→ **TASK TO CARRY OUT**: Tally the lines in the listing below that contain "note" and report the tally alone.

Stored data entries:
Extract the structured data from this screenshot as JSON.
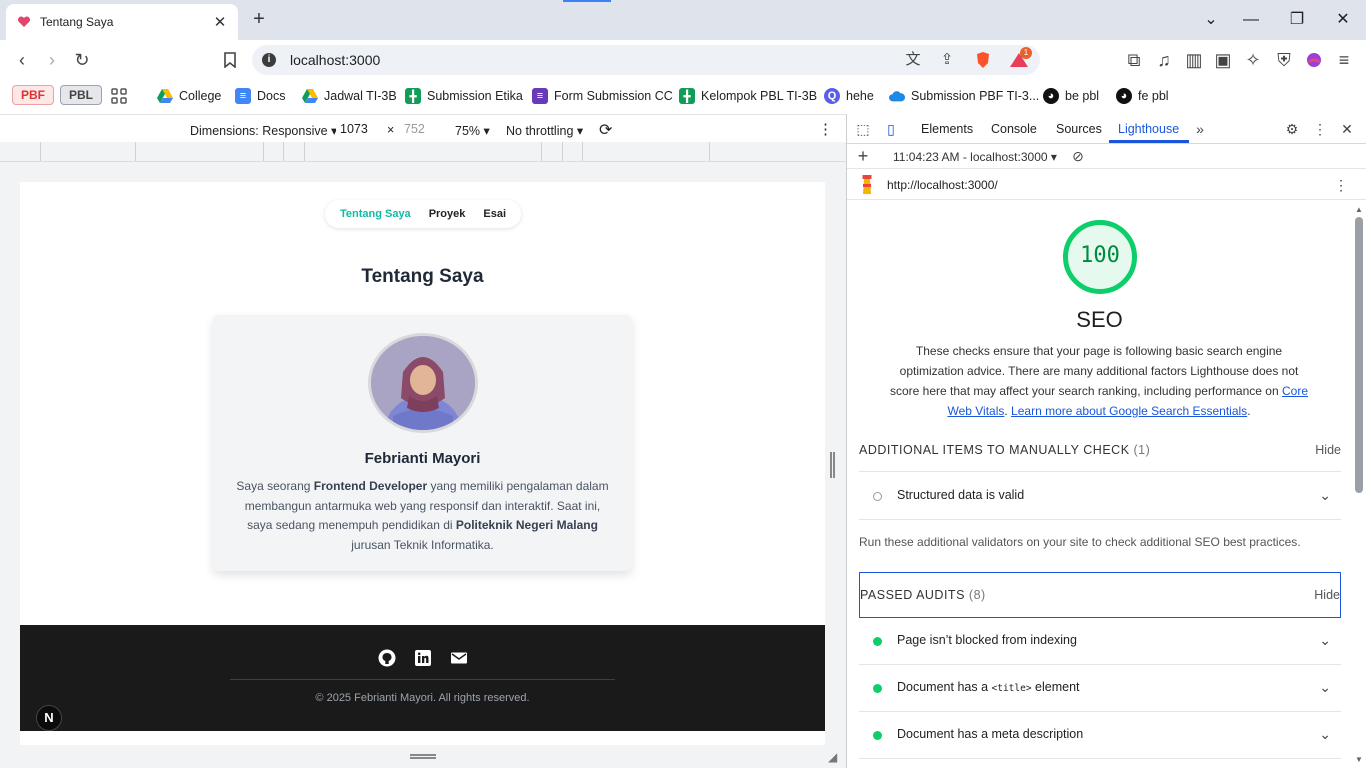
{
  "browser": {
    "tab_title": "Tentang Saya",
    "url": "localhost:3000",
    "bookmarks": [
      {
        "label": "College",
        "icon": "drive-icon"
      },
      {
        "label": "Docs",
        "icon": "docs-icon"
      },
      {
        "label": "Jadwal TI-3B",
        "icon": "drive-icon"
      },
      {
        "label": "Submission Etika",
        "icon": "sheets-icon"
      },
      {
        "label": "Form Submission CC",
        "icon": "forms-icon"
      },
      {
        "label": "Kelompok PBL TI-3B",
        "icon": "sheets-icon"
      },
      {
        "label": "hehe",
        "icon": "q-icon"
      },
      {
        "label": "Submission PBF TI-3...",
        "icon": "cloud-icon"
      },
      {
        "label": "be pbl",
        "icon": "github-icon"
      },
      {
        "label": "fe pbl",
        "icon": "github-icon"
      }
    ],
    "chips": {
      "pbf": "PBF",
      "pbl": "PBL"
    },
    "brave_badge": "1"
  },
  "device_toolbar": {
    "dimensions_label": "Dimensions: Responsive",
    "width": "1073",
    "times": "×",
    "height_placeholder": "752",
    "zoom": "75%",
    "throttling": "No throttling"
  },
  "page": {
    "nav": {
      "about": "Tentang Saya",
      "projects": "Proyek",
      "essays": "Esai"
    },
    "title": "Tentang Saya",
    "name": "Febrianti Mayori",
    "bio": {
      "p1": "Saya seorang ",
      "b1": "Frontend Developer",
      "p2": " yang memiliki pengalaman dalam membangun antarmuka web yang responsif dan interaktif. Saat ini, saya sedang menempuh pendidikan di ",
      "b2": "Politeknik Negeri Malang",
      "p3": " jurusan Teknik Informatika."
    },
    "footer_copy": "© 2025 Febrianti Mayori. All rights reserved.",
    "next_badge": "N"
  },
  "devtools": {
    "tabs": {
      "elements": "Elements",
      "console": "Console",
      "sources": "Sources",
      "lighthouse": "Lighthouse"
    },
    "report_time": "11:04:23 AM - localhost:3000",
    "report_url": "http://localhost:3000/",
    "score": "100",
    "category": "SEO",
    "desc": {
      "text": "These checks ensure that your page is following basic search engine optimization advice. There are many additional factors Lighthouse does not score here that may affect your search ranking, including performance on ",
      "link1": "Core Web Vitals",
      "sep": ". ",
      "link2": "Learn more about Google Search Essentials",
      "end": "."
    },
    "manual": {
      "title": "ADDITIONAL ITEMS TO MANUALLY CHECK",
      "count": "(1)",
      "hide": "Hide",
      "item": "Structured data is valid",
      "note": "Run these additional validators on your site to check additional SEO best practices."
    },
    "passed": {
      "title": "PASSED AUDITS",
      "count": "(8)",
      "hide": "Hide",
      "items": [
        {
          "text": "Page isn’t blocked from indexing"
        },
        {
          "pre": "Document has a ",
          "code": "<title>",
          "post": " element"
        },
        {
          "text": "Document has a meta description"
        }
      ]
    },
    "colors": {
      "pass": "#0cce6b",
      "accent": "#1a56db"
    }
  }
}
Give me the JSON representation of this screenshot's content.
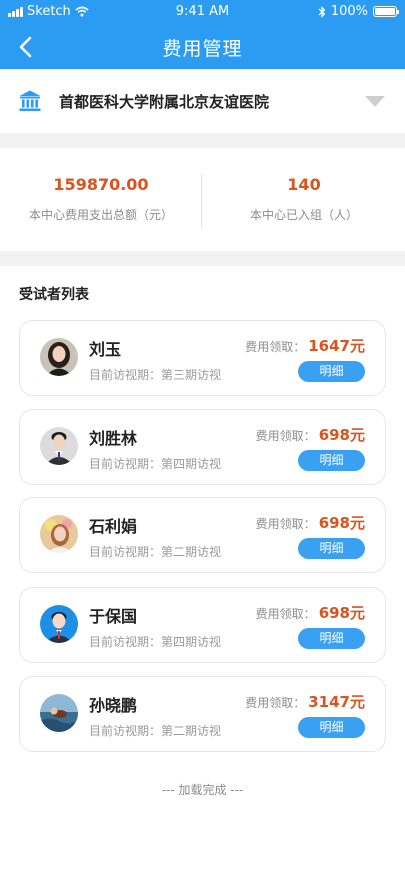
{
  "status_bar": {
    "carrier": "Sketch",
    "time": "9:41 AM",
    "battery": "100%"
  },
  "nav": {
    "title": "费用管理"
  },
  "hospital": {
    "name": "首都医科大学附属北京友谊医院",
    "icon": "bank-icon"
  },
  "stats": [
    {
      "value": "159870.00",
      "label": "本中心费用支出总额（元）"
    },
    {
      "value": "140",
      "label": "本中心已入组（人）"
    }
  ],
  "list": {
    "title": "受试者列表",
    "fee_label": "费用领取：",
    "detail_label": "明细",
    "items": [
      {
        "name": "刘玉",
        "visit": "目前访视期：第三期访视",
        "fee": "1647元"
      },
      {
        "name": "刘胜林",
        "visit": "目前访视期：第四期访视",
        "fee": "698元"
      },
      {
        "name": "石利娟",
        "visit": "目前访视期：第二期访视",
        "fee": "698元"
      },
      {
        "name": "于保国",
        "visit": "目前访视期：第四期访视",
        "fee": "698元"
      },
      {
        "name": "孙晓鹏",
        "visit": "目前访视期：第二期访视",
        "fee": "3147元"
      }
    ]
  },
  "footer": {
    "note": "--- 加载完成 ---"
  },
  "colors": {
    "primary": "#2b9cf2",
    "accent": "#d9541e",
    "button": "#3aa0f2"
  }
}
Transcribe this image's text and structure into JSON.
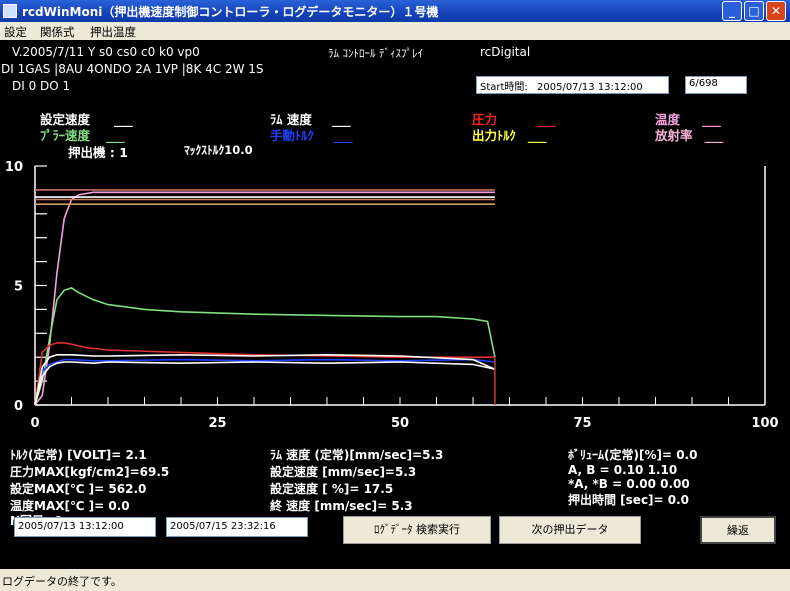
{
  "window": {
    "title": "rcdWinMoni（押出機速度制御コントローラ・ログデータモニター）１号機"
  },
  "menu": [
    "設定",
    "関係式",
    "押出温度"
  ],
  "info": {
    "line1": "V.2005/7/11 Y s0 cs0 c0 k0 vp0",
    "line2": "DI 1GAS |8AU 4ONDO 2A 1VP |8K 4C 2W 1S",
    "line3": "DI 0    DO 1",
    "display_label": "ﾗﾑ ｺﾝﾄﾛｰﾙ ﾃﾞｨｽﾌﾟﾚｲ",
    "mode": "rcDigital",
    "start_time_label": "Start時間:",
    "start_time_value": "2005/07/13 13:12:00",
    "page": "6/698"
  },
  "legend": [
    {
      "label": "設定速度",
      "value": "___",
      "color": "#ffffff"
    },
    {
      "label": "ﾗﾑ 速度",
      "value": "___",
      "color": "#ffffff"
    },
    {
      "label": "圧力",
      "value": "___",
      "color": "#ff2020"
    },
    {
      "label": "温度",
      "value": "___",
      "color": "#f5a0e0"
    },
    {
      "label": "ﾌﾟﾗｰ速度",
      "value": "___",
      "color": "#80e080"
    },
    {
      "label": "手動ﾄﾙｸ",
      "value": "___",
      "color": "#2040ff"
    },
    {
      "label": "出力ﾄﾙｸ",
      "value": "___",
      "color": "#ffff40"
    },
    {
      "label": "放射率",
      "value": "___",
      "color": "#f5b0d8"
    }
  ],
  "extruder": "押出機 : 1",
  "max_torque": "ﾏｯｸｽﾄﾙｸ10.0",
  "chart_data": {
    "type": "line",
    "xlim": [
      0,
      100
    ],
    "ylim": [
      0,
      10
    ],
    "xticks": [
      0,
      25,
      50,
      75,
      100
    ],
    "yticks": [
      0,
      5,
      10
    ],
    "series": [
      {
        "color": "#f5a0e0",
        "x": [
          0,
          1,
          2,
          3,
          4,
          5,
          6,
          7,
          8,
          10,
          12,
          15,
          20,
          30,
          40,
          50,
          60,
          63
        ],
        "y": [
          0,
          0.4,
          2.5,
          5.5,
          7.8,
          8.6,
          8.8,
          8.85,
          8.9,
          8.9,
          8.9,
          8.9,
          8.9,
          8.9,
          8.9,
          8.9,
          8.9,
          8.9
        ]
      },
      {
        "color": "#80e080",
        "x": [
          0,
          1,
          2,
          3,
          4,
          5,
          6,
          8,
          10,
          15,
          20,
          30,
          40,
          50,
          55,
          60,
          62,
          63
        ],
        "y": [
          0,
          1.0,
          2.8,
          4.4,
          4.8,
          4.9,
          4.7,
          4.4,
          4.2,
          4.0,
          3.9,
          3.8,
          3.75,
          3.7,
          3.7,
          3.6,
          3.5,
          2.0
        ]
      },
      {
        "color": "#e03030",
        "x": [
          0,
          1,
          2,
          3,
          4,
          5,
          7,
          10,
          20,
          30,
          40,
          50,
          60,
          63
        ],
        "y": [
          0,
          2.2,
          2.5,
          2.6,
          2.6,
          2.55,
          2.4,
          2.3,
          2.2,
          2.1,
          2.05,
          2.0,
          2.0,
          2.0
        ]
      },
      {
        "color": "#2040ff",
        "x": [
          0,
          1,
          2,
          3,
          4,
          5,
          8,
          10,
          20,
          30,
          40,
          50,
          60,
          63
        ],
        "y": [
          0,
          1.4,
          1.7,
          1.8,
          1.9,
          1.9,
          1.85,
          1.85,
          1.9,
          1.85,
          1.9,
          1.85,
          1.9,
          1.8
        ]
      },
      {
        "color": "#ffffff",
        "x": [
          0,
          1,
          2,
          3,
          4,
          5,
          8,
          10,
          20,
          30,
          40,
          50,
          60,
          63
        ],
        "y": [
          0,
          1.2,
          1.6,
          1.75,
          1.8,
          1.8,
          1.75,
          1.8,
          1.75,
          1.8,
          1.75,
          1.8,
          1.7,
          1.5
        ]
      },
      {
        "color": "#ffffff",
        "x": [
          0,
          1,
          2,
          3,
          4,
          5,
          8,
          10,
          20,
          30,
          40,
          50,
          60,
          63
        ],
        "y": [
          0,
          1.6,
          2.0,
          2.1,
          2.1,
          2.1,
          2.05,
          2.05,
          2.1,
          2.05,
          2.1,
          2.05,
          1.9,
          1.5
        ]
      },
      {
        "color": "#c08060",
        "x": [
          0,
          63
        ],
        "y": [
          8.6,
          8.6
        ]
      },
      {
        "color": "#d0a060",
        "x": [
          0,
          63
        ],
        "y": [
          8.4,
          8.4
        ]
      },
      {
        "color": "#c87060",
        "x": [
          0,
          63
        ],
        "y": [
          9.0,
          9.0
        ]
      },
      {
        "color": "#ffffff",
        "x": [
          0,
          63
        ],
        "y": [
          8.7,
          8.7
        ]
      }
    ]
  },
  "stats": {
    "c1": [
      "ﾄﾙｸ(定常)  [VOLT]= 2.1",
      "圧力MAX[kgf/cm2]=69.5",
      "設定MAX[℃   ]= 562.0",
      "温度MAX[℃   ]= 0.0",
      "N回目=0"
    ],
    "c2": [
      "ﾗﾑ 速度 (定常)[mm/sec]=5.3",
      "設定速度      [mm/sec]=5.3",
      "設定速度         [ %]= 17.5",
      "終  速度       [mm/sec]= 5.3"
    ],
    "c3": [
      "ﾎﾞﾘｭｰﾑ(定常)[%]= 0.0",
      "  A,  B           = 0.10 1.10",
      "  *A,  *B         = 0.00 0.00",
      "押出時間   [sec]= 0.0"
    ]
  },
  "bottom": {
    "date_from": "2005/07/13 13:12:00",
    "date_to": "2005/07/15 23:32:16",
    "search_button": "ﾛｸﾞﾃﾞｰﾀ  検索実行",
    "next_button": "次の押出データ",
    "repeat_button": "繰返"
  },
  "status": "ログデータの終了です。"
}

→ **WRITTEN RESPONSE**: 2